> [INSTRUCTIONS TO FOLLOW]: Skip the pictures and quote all of the lines exactly.
++++++++++++++++++++
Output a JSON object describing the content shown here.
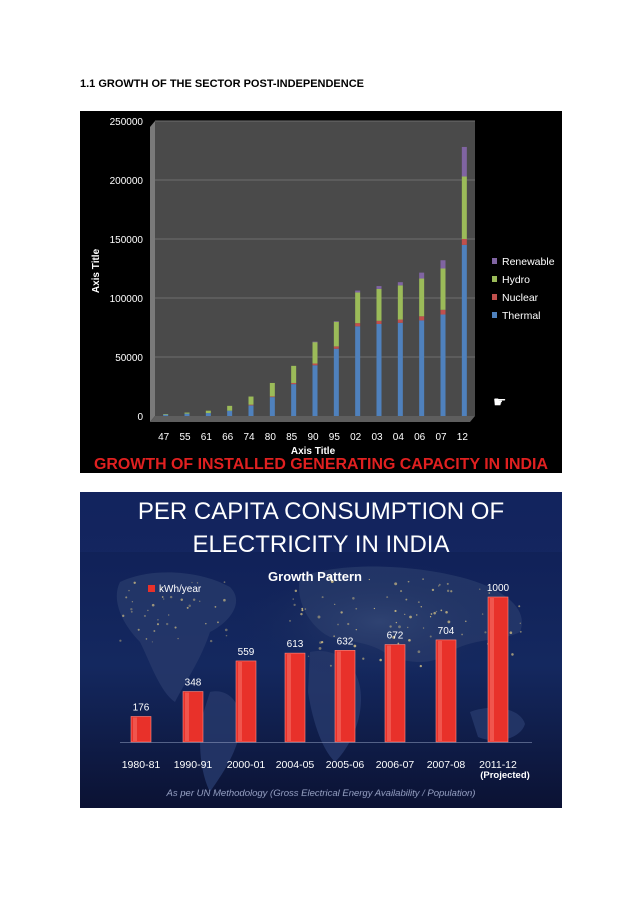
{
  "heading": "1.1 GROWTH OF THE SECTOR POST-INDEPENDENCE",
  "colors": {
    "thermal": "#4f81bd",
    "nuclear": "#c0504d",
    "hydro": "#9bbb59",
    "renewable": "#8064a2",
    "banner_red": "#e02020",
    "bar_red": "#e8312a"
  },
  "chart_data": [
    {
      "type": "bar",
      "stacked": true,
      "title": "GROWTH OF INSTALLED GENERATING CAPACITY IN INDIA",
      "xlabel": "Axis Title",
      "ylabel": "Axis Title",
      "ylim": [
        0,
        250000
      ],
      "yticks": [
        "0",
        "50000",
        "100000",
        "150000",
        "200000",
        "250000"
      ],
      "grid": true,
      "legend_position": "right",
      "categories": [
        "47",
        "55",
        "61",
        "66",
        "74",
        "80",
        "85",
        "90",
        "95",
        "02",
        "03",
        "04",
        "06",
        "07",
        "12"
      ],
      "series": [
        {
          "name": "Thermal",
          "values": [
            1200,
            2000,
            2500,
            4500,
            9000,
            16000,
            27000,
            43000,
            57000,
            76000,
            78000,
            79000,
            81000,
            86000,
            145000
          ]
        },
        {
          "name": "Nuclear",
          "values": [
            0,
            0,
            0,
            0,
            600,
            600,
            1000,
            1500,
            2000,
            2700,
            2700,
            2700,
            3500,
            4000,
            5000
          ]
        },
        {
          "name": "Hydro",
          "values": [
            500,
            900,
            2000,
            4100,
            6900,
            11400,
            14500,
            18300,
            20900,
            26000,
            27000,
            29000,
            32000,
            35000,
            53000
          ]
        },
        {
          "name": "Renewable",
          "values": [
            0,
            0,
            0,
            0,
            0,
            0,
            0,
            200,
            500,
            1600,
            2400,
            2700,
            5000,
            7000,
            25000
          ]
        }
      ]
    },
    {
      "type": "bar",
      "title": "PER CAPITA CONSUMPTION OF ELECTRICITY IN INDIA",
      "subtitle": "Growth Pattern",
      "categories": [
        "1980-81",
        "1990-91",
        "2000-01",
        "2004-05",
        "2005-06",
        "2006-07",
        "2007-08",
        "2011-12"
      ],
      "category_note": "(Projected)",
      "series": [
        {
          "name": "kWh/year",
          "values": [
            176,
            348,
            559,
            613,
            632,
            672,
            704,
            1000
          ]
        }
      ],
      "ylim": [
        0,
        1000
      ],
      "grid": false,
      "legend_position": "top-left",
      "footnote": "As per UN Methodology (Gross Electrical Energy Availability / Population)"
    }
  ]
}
++++++++++++++++++++
> [REPLY]:
Output a JSON object describing the content shown here.
{
  "heading": "1.1 GROWTH OF THE SECTOR POST-INDEPENDENCE",
  "colors": {
    "thermal": "#4f81bd",
    "nuclear": "#c0504d",
    "hydro": "#9bbb59",
    "renewable": "#8064a2",
    "banner_red": "#e02020",
    "bar_red": "#e8312a"
  },
  "chart_data": [
    {
      "type": "bar",
      "stacked": true,
      "title": "GROWTH OF INSTALLED GENERATING CAPACITY IN INDIA",
      "xlabel": "Axis Title",
      "ylabel": "Axis Title",
      "ylim": [
        0,
        250000
      ],
      "yticks": [
        "0",
        "50000",
        "100000",
        "150000",
        "200000",
        "250000"
      ],
      "grid": true,
      "legend_position": "right",
      "categories": [
        "47",
        "55",
        "61",
        "66",
        "74",
        "80",
        "85",
        "90",
        "95",
        "02",
        "03",
        "04",
        "06",
        "07",
        "12"
      ],
      "series": [
        {
          "name": "Thermal",
          "values": [
            1200,
            2000,
            2500,
            4500,
            9000,
            16000,
            27000,
            43000,
            57000,
            76000,
            78000,
            79000,
            81000,
            86000,
            145000
          ]
        },
        {
          "name": "Nuclear",
          "values": [
            0,
            0,
            0,
            0,
            600,
            600,
            1000,
            1500,
            2000,
            2700,
            2700,
            2700,
            3500,
            4000,
            5000
          ]
        },
        {
          "name": "Hydro",
          "values": [
            500,
            900,
            2000,
            4100,
            6900,
            11400,
            14500,
            18300,
            20900,
            26000,
            27000,
            29000,
            32000,
            35000,
            53000
          ]
        },
        {
          "name": "Renewable",
          "values": [
            0,
            0,
            0,
            0,
            0,
            0,
            0,
            200,
            500,
            1600,
            2400,
            2700,
            5000,
            7000,
            25000
          ]
        }
      ]
    },
    {
      "type": "bar",
      "title": "PER CAPITA CONSUMPTION OF ELECTRICITY IN INDIA",
      "subtitle": "Growth Pattern",
      "categories": [
        "1980-81",
        "1990-91",
        "2000-01",
        "2004-05",
        "2005-06",
        "2006-07",
        "2007-08",
        "2011-12"
      ],
      "category_note": "(Projected)",
      "series": [
        {
          "name": "kWh/year",
          "values": [
            176,
            348,
            559,
            613,
            632,
            672,
            704,
            1000
          ]
        }
      ],
      "ylim": [
        0,
        1000
      ],
      "grid": false,
      "legend_position": "top-left",
      "footnote": "As per UN Methodology (Gross Electrical Energy Availability / Population)"
    }
  ]
}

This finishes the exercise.